## Source extract
Inhibition Of Kinin Degradation On The Luminal Side Of Renal Tubules Reduces High Blood Pressure In Deoxycorticosterone Acetate Salt‐Treated Rats

Abstract

1. To determine whether the antihypertensive response in deoxycorticosterone acetate (DOCA) salt‐treated rats was mediated by kinins on the luminal side of renal tubules or in the circulation, selective urinary kininase inhibitors were administered to normal Brown Norway Kitasato (BN‐Ki) rats and kininogen‐deficient Brown Norway Katholiek (BN‐Ka) rats. 2. Kinins were degraded by neutral endopeptidase (NEP) and carboxypeptidase Y‐like kininase (CPY) in urine, but were inactivated mainly by angiotensin‐converting enzyme (ACE) in the plasma. 3. Ebelactone B inhibited CPY, while poststatin inhibited CPY and NEP. 4. Daily administration of poststatin (5 mg/kg per day, s.c.) for 3 days reduced blood pressure (BP) in DOCA salt‐treated BN‐Ki rats, but not in BN‐Ka rats. 5. Ebelactone B (5 mg/kg per day, s.c.) also reduced BP in BN‐Ki rats, which was accompanied by increased urinary sodium excretion, but had no effect on BP in BN‐Ka rats. 6. Lisinopril (5 mg/kg per day, s.c.) had no effect on BP in either rat strain. 7. Arterial kinin levels in BN‐Ki rats increased significantly (2.2–4.6 pg/mL) with captopril (10 mg/kg, s.c.). However, arterial kinin levels that induced hypotension following the infusion of bradykinin (1000 ng/kg per min, i.v.) were 110‐ fold higher than endogenous arterial kinin levels attained following captopril. 8. These results suggest that inhibition of kinin degradation on the luminal side of the renal tubules may effectively attenuate hypertension.

(Document structure recognition records)
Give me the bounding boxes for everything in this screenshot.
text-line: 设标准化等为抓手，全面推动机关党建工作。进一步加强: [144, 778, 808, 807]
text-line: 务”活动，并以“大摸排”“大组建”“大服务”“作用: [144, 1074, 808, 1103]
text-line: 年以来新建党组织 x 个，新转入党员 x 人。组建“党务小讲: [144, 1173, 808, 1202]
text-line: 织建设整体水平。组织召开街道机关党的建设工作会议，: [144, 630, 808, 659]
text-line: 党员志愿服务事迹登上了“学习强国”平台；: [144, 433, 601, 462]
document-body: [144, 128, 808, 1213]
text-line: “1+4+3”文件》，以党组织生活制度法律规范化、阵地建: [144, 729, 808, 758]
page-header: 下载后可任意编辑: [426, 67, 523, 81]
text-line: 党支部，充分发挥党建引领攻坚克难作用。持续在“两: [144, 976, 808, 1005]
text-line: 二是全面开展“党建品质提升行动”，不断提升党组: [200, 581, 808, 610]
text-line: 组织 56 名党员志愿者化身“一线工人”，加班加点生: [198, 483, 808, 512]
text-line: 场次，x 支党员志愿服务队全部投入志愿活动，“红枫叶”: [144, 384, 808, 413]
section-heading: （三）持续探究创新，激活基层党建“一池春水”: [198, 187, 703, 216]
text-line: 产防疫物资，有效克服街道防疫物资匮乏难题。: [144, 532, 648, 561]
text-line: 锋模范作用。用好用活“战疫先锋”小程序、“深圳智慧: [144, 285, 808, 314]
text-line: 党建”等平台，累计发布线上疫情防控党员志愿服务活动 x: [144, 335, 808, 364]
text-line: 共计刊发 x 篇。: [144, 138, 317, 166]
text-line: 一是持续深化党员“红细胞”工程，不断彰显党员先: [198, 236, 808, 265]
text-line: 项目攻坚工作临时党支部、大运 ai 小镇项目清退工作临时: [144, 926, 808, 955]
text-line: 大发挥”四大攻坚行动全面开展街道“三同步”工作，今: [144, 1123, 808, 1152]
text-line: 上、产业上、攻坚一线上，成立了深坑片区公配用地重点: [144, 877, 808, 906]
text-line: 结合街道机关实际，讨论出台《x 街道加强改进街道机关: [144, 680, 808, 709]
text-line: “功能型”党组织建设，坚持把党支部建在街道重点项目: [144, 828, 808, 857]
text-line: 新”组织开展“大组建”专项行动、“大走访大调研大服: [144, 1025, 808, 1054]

## Things to do
A – Please explain, in one to three sentences, why the abstract's authors gave selective urinary kininase inhibitors to both the normal BN‑Ki rats and the kininogen‑deficient BN‑Ka rats.
B – According to the abstract, what effect did lisinopril have on blood pressure in the two rat strains?
The records are not needed for what follows.

## Answers for this exercise
A – The inhibitors were given to determine whether the antihypertensive response in DOCA salt‑treated rats was mediated by kinins on the luminal side of renal tubules or by kinins in the circulation. Normal BN‑Ki rats were compared with kininogen‑deficient BN‑Ka rats for this purpose.

B – It had no effect on blood pressure in either strain.